Figure record listings
******************************
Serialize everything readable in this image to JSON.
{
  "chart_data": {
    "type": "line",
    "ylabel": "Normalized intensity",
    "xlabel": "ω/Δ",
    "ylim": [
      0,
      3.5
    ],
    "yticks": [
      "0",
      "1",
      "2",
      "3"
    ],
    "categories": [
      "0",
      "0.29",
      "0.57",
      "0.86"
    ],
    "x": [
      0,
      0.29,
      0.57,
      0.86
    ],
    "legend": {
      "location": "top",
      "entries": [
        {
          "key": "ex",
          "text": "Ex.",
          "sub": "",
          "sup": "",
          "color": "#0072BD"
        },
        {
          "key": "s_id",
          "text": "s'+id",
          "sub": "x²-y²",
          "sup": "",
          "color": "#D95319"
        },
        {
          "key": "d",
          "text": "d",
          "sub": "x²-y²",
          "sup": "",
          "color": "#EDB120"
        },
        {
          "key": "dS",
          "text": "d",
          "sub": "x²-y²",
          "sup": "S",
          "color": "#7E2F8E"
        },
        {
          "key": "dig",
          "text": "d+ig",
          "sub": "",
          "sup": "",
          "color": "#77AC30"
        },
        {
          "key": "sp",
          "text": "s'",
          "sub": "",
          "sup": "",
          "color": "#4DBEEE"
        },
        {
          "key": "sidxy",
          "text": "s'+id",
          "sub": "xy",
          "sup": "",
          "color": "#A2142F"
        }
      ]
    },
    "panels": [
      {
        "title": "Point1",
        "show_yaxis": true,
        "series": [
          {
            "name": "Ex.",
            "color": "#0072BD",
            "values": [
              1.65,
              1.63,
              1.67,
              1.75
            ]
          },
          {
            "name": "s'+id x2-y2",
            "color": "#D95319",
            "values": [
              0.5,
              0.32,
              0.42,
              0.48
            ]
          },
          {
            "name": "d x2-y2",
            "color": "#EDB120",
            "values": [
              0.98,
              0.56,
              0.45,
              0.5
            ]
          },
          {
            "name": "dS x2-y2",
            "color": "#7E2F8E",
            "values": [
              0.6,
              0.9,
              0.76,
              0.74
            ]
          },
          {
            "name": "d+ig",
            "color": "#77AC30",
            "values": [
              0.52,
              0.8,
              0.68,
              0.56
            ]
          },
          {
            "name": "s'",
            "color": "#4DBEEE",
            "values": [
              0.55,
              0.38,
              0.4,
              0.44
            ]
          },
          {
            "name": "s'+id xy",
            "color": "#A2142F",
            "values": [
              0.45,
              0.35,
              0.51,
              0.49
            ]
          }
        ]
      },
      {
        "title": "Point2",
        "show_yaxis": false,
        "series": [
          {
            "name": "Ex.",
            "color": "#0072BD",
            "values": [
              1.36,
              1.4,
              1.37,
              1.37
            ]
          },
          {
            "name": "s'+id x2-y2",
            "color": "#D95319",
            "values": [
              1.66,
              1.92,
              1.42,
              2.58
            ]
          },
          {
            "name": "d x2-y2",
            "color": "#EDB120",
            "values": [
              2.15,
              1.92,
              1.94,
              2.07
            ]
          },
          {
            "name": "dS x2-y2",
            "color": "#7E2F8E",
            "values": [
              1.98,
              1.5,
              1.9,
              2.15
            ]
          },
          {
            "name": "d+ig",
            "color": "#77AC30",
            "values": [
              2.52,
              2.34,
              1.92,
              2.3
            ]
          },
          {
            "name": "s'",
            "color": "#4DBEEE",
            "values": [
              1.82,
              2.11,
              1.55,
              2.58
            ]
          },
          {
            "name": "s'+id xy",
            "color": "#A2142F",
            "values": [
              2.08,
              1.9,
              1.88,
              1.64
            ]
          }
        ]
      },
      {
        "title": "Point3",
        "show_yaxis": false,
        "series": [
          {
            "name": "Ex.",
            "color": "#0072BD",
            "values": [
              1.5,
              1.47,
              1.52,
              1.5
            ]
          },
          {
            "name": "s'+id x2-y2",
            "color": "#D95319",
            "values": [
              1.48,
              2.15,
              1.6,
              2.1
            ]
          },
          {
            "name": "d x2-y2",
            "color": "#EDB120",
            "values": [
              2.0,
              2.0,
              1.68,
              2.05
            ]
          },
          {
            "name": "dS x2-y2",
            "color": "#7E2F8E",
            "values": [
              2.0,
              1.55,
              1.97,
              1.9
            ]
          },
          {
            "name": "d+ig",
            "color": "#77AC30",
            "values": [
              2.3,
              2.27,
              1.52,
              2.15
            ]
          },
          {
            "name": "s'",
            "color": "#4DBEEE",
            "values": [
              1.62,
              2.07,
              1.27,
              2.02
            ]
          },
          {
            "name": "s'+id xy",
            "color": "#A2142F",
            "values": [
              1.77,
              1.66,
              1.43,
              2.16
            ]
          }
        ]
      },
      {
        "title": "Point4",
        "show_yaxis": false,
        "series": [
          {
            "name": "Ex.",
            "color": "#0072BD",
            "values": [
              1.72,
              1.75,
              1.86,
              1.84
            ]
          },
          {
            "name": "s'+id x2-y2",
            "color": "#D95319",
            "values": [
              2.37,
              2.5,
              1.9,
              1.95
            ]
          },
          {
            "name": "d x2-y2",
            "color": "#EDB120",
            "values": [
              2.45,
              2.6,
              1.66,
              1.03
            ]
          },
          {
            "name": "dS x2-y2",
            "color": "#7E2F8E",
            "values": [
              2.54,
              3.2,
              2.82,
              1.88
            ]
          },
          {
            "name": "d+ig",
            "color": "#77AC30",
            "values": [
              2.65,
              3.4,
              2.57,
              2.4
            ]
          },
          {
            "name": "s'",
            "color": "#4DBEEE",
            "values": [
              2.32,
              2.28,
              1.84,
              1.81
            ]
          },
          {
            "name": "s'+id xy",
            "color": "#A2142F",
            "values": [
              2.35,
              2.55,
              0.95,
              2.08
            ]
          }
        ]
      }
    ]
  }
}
******************************
-- GIVEN TASK --
The records above should be restated word for word, please.

-- EXERCISE OUTPUT --
Serialize everything readable in this image to JSON.
{
  "chart_data": {
    "type": "line",
    "ylabel": "Normalized intensity",
    "xlabel": "ω/Δ",
    "ylim": [
      0,
      3.5
    ],
    "yticks": [
      "0",
      "1",
      "2",
      "3"
    ],
    "categories": [
      "0",
      "0.29",
      "0.57",
      "0.86"
    ],
    "x": [
      0,
      0.29,
      0.57,
      0.86
    ],
    "legend": {
      "location": "top",
      "entries": [
        {
          "key": "ex",
          "text": "Ex.",
          "sub": "",
          "sup": "",
          "color": "#0072BD"
        },
        {
          "key": "s_id",
          "text": "s'+id",
          "sub": "x²-y²",
          "sup": "",
          "color": "#D95319"
        },
        {
          "key": "d",
          "text": "d",
          "sub": "x²-y²",
          "sup": "",
          "color": "#EDB120"
        },
        {
          "key": "dS",
          "text": "d",
          "sub": "x²-y²",
          "sup": "S",
          "color": "#7E2F8E"
        },
        {
          "key": "dig",
          "text": "d+ig",
          "sub": "",
          "sup": "",
          "color": "#77AC30"
        },
        {
          "key": "sp",
          "text": "s'",
          "sub": "",
          "sup": "",
          "color": "#4DBEEE"
        },
        {
          "key": "sidxy",
          "text": "s'+id",
          "sub": "xy",
          "sup": "",
          "color": "#A2142F"
        }
      ]
    },
    "panels": [
      {
        "title": "Point1",
        "show_yaxis": true,
        "series": [
          {
            "name": "Ex.",
            "color": "#0072BD",
            "values": [
              1.65,
              1.63,
              1.67,
              1.75
            ]
          },
          {
            "name": "s'+id x2-y2",
            "color": "#D95319",
            "values": [
              0.5,
              0.32,
              0.42,
              0.48
            ]
          },
          {
            "name": "d x2-y2",
            "color": "#EDB120",
            "values": [
              0.98,
              0.56,
              0.45,
              0.5
            ]
          },
          {
            "name": "dS x2-y2",
            "color": "#7E2F8E",
            "values": [
              0.6,
              0.9,
              0.76,
              0.74
            ]
          },
          {
            "name": "d+ig",
            "color": "#77AC30",
            "values": [
              0.52,
              0.8,
              0.68,
              0.56
            ]
          },
          {
            "name": "s'",
            "color": "#4DBEEE",
            "values": [
              0.55,
              0.38,
              0.4,
              0.44
            ]
          },
          {
            "name": "s'+id xy",
            "color": "#A2142F",
            "values": [
              0.45,
              0.35,
              0.51,
              0.49
            ]
          }
        ]
      },
      {
        "title": "Point2",
        "show_yaxis": false,
        "series": [
          {
            "name": "Ex.",
            "color": "#0072BD",
            "values": [
              1.36,
              1.4,
              1.37,
              1.37
            ]
          },
          {
            "name": "s'+id x2-y2",
            "color": "#D95319",
            "values": [
              1.66,
              1.92,
              1.42,
              2.58
            ]
          },
          {
            "name": "d x2-y2",
            "color": "#EDB120",
            "values": [
              2.15,
              1.92,
              1.94,
              2.07
            ]
          },
          {
            "name": "dS x2-y2",
            "color": "#7E2F8E",
            "values": [
              1.98,
              1.5,
              1.9,
              2.15
            ]
          },
          {
            "name": "d+ig",
            "color": "#77AC30",
            "values": [
              2.52,
              2.34,
              1.92,
              2.3
            ]
          },
          {
            "name": "s'",
            "color": "#4DBEEE",
            "values": [
              1.82,
              2.11,
              1.55,
              2.58
            ]
          },
          {
            "name": "s'+id xy",
            "color": "#A2142F",
            "values": [
              2.08,
              1.9,
              1.88,
              1.64
            ]
          }
        ]
      },
      {
        "title": "Point3",
        "show_yaxis": false,
        "series": [
          {
            "name": "Ex.",
            "color": "#0072BD",
            "values": [
              1.5,
              1.47,
              1.52,
              1.5
            ]
          },
          {
            "name": "s'+id x2-y2",
            "color": "#D95319",
            "values": [
              1.48,
              2.15,
              1.6,
              2.1
            ]
          },
          {
            "name": "d x2-y2",
            "color": "#EDB120",
            "values": [
              2.0,
              2.0,
              1.68,
              2.05
            ]
          },
          {
            "name": "dS x2-y2",
            "color": "#7E2F8E",
            "values": [
              2.0,
              1.55,
              1.97,
              1.9
            ]
          },
          {
            "name": "d+ig",
            "color": "#77AC30",
            "values": [
              2.3,
              2.27,
              1.52,
              2.15
            ]
          },
          {
            "name": "s'",
            "color": "#4DBEEE",
            "values": [
              1.62,
              2.07,
              1.27,
              2.02
            ]
          },
          {
            "name": "s'+id xy",
            "color": "#A2142F",
            "values": [
              1.77,
              1.66,
              1.43,
              2.16
            ]
          }
        ]
      },
      {
        "title": "Point4",
        "show_yaxis": false,
        "series": [
          {
            "name": "Ex.",
            "color": "#0072BD",
            "values": [
              1.72,
              1.75,
              1.86,
              1.84
            ]
          },
          {
            "name": "s'+id x2-y2",
            "color": "#D95319",
            "values": [
              2.37,
              2.5,
              1.9,
              1.95
            ]
          },
          {
            "name": "d x2-y2",
            "color": "#EDB120",
            "values": [
              2.45,
              2.6,
              1.66,
              1.03
            ]
          },
          {
            "name": "dS x2-y2",
            "color": "#7E2F8E",
            "values": [
              2.54,
              3.2,
              2.82,
              1.88
            ]
          },
          {
            "name": "d+ig",
            "color": "#77AC30",
            "values": [
              2.65,
              3.4,
              2.57,
              2.4
            ]
          },
          {
            "name": "s'",
            "color": "#4DBEEE",
            "values": [
              2.32,
              2.28,
              1.84,
              1.81
            ]
          },
          {
            "name": "s'+id xy",
            "color": "#A2142F",
            "values": [
              2.35,
              2.55,
              0.95,
              2.08
            ]
          }
        ]
      }
    ]
  }
}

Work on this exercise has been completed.